PASSAGE PROVIDED:
Content starts

What’s the best way to treat the most serious heroin addiction? Giving addicts therapeutic doses of heroin itself may be cheaper and more effective than methadone, according to a new Canadian study.The site debate.org has posters debate on this and other topics. 59% of their users that participated say that Heroin should be legalized. Opponents say that it would only make the problem worse.
Researchers divided a group of heroin addicts in two Canadian cities who had repeatedly not been helped by conventional treatment, into two therapy groups. One was provided heroin plus intensive social and medical support while the other received an equally enhanced methadone program as part of the clinical trial.
The new analysis showed that even though heroin treatment can be as much as ten times more expensive than methadone, lifetime social costs related to chronic addiction were cut by an average of $40,000 Canadian for each of these previously untreatable heroin patients. The research also suggested that addicted people given heroin under medical supervision would live a year longer on average than those in methadone treatment.
Comments from supporters of legalization:
The whole Heroine dilemma is the direct result of the drug being illegal and on the streets. Before Heroine was banned it was used as a remedy for countless of illnesses and discomforts.
Heroin itself is not toxic for the human Body. If Heroin could be used again as a remedy and NOT abused as a class A drug, we would all benefit from it. Police would concentrate on the REAL CRIMINALS, the prisons would be empty, street criminality would decrease, addicts could go their every day life and pursue a career without hustling for the drug the whole day. The drug would cost almost nothing and it would be 100 pure and could be taxed by the government ( like alcohol)
Its common sense in a free country we should be allowed to put what we want into our bodies. If we legalized drugs and taxed them it would save so much money and lives in the form of not incarcerating and breaking up families and inbound tax revenue a total win win. And those that need help because of a drug problem will have more access to addiction treatments and medicines without the stigma drug addiction has in this country today. In time there will be less drug users and youth in this country will no longer see it as the outlaw thing to do it would become uncool leading to less of the population doing drugs.Opponents:
No, it kills too many people already.
Legalizing Heroin will also legitimize it, and that will be deadly for our young people. Keeping it illegal will make keeping children away from it easier. Heroin is addictive after only one or two uses. It cannot be compared to alcohol which is addictive only to a small part of the population.
Legalizing heroin will lead to widespread usage.Jeff Deeney, himself a recovered Heroin addict, wrote last month in Atlantic that Heroin should be legalized.
Legalizing heroin will cause an epidemic of addiction and adequate resources do not exist to support such an increase in the number of hard drug users from a medical or rehabilitation standpoint. Once becoming quickly addicted to heroin, new users would become a burden on society as they would not be employable or reliable as family members.
Legal pot isn’t enough. For there to be an American version of Insite, Vancouver's celebrated, medically-supervised, legal injecting space, the U.S. would need to decriminalize entirely. If Philip Seymour Hoffman had taken his last bags to a legal injecting space, would he still be alive? Had he overdosed there, medical staff on call might have reversed it with Naloxone. Had he acquired an abscess or other skin infection, he could have sought nonjudgmental medical intervention. Perhaps injection site staff could have directed him back to treatment.
Safe injecting sites are an amazing, life saving, humanity restoring intervention we can’t have because our laws preclude them. Too frequently, heroin addicts instead utilize abandoned buildings and vacant lots to shoot up in order to evade arrest. The risk for assault, particularly sexual assault for women, in off-the-grid, hidden get-high places is incredible. Overdosed bodies are routinely pulled from such spaces in North Philadelphia.

Content ends

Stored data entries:

Content starts

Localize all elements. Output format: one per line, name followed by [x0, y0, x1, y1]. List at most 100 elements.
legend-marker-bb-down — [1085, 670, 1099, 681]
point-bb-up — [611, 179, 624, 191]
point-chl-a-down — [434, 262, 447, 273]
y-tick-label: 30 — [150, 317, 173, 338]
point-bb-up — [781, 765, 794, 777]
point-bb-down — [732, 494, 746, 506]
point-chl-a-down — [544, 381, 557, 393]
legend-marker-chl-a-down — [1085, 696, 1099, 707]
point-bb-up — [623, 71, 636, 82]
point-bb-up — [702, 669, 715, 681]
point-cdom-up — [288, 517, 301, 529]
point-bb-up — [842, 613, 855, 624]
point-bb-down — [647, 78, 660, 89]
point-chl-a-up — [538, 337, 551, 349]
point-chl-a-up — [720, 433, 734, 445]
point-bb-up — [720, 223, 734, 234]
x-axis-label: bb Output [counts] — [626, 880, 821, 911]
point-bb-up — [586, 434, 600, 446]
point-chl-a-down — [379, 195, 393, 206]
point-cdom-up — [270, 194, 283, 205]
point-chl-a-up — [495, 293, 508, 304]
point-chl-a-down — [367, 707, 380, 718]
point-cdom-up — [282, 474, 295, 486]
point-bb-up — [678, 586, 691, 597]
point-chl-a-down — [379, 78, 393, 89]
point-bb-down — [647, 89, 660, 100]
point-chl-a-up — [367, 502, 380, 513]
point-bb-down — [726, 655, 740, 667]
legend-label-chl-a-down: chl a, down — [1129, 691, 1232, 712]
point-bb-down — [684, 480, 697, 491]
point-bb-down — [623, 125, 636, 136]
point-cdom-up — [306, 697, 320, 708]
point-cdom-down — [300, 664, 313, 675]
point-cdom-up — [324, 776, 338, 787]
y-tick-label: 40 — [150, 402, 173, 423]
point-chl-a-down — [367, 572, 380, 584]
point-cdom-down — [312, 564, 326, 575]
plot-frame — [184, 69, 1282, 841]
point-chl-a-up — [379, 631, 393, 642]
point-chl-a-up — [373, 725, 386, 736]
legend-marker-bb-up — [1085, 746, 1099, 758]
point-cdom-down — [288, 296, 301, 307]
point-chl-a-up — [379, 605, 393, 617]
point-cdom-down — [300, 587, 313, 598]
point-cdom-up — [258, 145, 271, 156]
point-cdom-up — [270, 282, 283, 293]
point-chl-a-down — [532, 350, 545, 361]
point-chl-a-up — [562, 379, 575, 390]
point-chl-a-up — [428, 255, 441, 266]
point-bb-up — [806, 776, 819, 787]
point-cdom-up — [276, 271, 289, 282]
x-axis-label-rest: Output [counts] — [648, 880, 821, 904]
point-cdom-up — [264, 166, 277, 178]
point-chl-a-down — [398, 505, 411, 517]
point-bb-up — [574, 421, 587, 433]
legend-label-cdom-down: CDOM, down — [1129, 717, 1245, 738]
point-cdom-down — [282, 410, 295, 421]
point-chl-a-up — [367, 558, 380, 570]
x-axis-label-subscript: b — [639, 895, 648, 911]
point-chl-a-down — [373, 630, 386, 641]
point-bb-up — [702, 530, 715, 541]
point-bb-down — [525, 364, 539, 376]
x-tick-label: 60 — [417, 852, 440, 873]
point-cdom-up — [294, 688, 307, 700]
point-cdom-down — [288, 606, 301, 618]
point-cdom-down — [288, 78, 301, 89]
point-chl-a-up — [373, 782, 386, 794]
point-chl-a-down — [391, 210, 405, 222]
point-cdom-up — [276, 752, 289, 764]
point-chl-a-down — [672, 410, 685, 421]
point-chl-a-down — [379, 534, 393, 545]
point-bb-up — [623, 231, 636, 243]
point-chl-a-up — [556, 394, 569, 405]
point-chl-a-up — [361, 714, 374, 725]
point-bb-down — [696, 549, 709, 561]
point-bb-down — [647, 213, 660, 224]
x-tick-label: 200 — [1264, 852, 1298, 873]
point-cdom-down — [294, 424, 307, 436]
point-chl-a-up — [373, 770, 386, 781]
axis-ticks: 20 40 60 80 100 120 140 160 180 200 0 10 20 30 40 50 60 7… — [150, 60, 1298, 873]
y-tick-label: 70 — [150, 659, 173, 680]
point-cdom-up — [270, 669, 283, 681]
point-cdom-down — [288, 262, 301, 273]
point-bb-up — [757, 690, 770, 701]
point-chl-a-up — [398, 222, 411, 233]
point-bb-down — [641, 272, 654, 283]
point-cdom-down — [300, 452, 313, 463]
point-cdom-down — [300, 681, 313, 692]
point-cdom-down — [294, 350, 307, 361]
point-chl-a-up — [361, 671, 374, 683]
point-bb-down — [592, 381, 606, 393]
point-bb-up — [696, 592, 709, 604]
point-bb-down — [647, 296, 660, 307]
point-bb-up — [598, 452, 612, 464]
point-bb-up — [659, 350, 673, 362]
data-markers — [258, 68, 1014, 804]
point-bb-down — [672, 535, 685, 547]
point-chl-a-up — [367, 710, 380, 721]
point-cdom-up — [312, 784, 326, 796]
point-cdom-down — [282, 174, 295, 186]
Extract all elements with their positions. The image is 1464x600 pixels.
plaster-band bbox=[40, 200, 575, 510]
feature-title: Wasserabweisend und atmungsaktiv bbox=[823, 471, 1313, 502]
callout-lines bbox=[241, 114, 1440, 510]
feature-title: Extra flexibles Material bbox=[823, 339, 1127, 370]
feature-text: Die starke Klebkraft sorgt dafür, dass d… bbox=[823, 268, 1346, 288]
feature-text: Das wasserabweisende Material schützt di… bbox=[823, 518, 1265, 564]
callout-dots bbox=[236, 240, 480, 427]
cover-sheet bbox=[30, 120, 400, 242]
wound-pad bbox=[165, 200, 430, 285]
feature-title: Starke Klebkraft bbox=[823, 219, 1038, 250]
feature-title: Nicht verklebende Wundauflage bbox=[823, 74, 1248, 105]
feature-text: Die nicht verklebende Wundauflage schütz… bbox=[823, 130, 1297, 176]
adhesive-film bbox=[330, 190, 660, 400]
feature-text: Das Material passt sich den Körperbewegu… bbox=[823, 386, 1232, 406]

Content ends

YOUR ASSIGNMENT: Summarize the passage on heroin legalization in three sentences.

EXERCISE OUTPUT: A Canadian study found that giving hard-to-treat heroin addicts heroin under medical supervision cost up to ten times more than methadone. It still cut lifetime social costs by an average of $40,000 Canadian per patient and added about a year to their lives on average. Supporters of legalization argue that prohibition creates the problem and that legal, taxed heroin would reduce crime, save money and lives, and widen access to treatment, while opponents warn that it would legitimize a highly addictive drug, spread its use, and overwhelm medical and rehabilitation resources.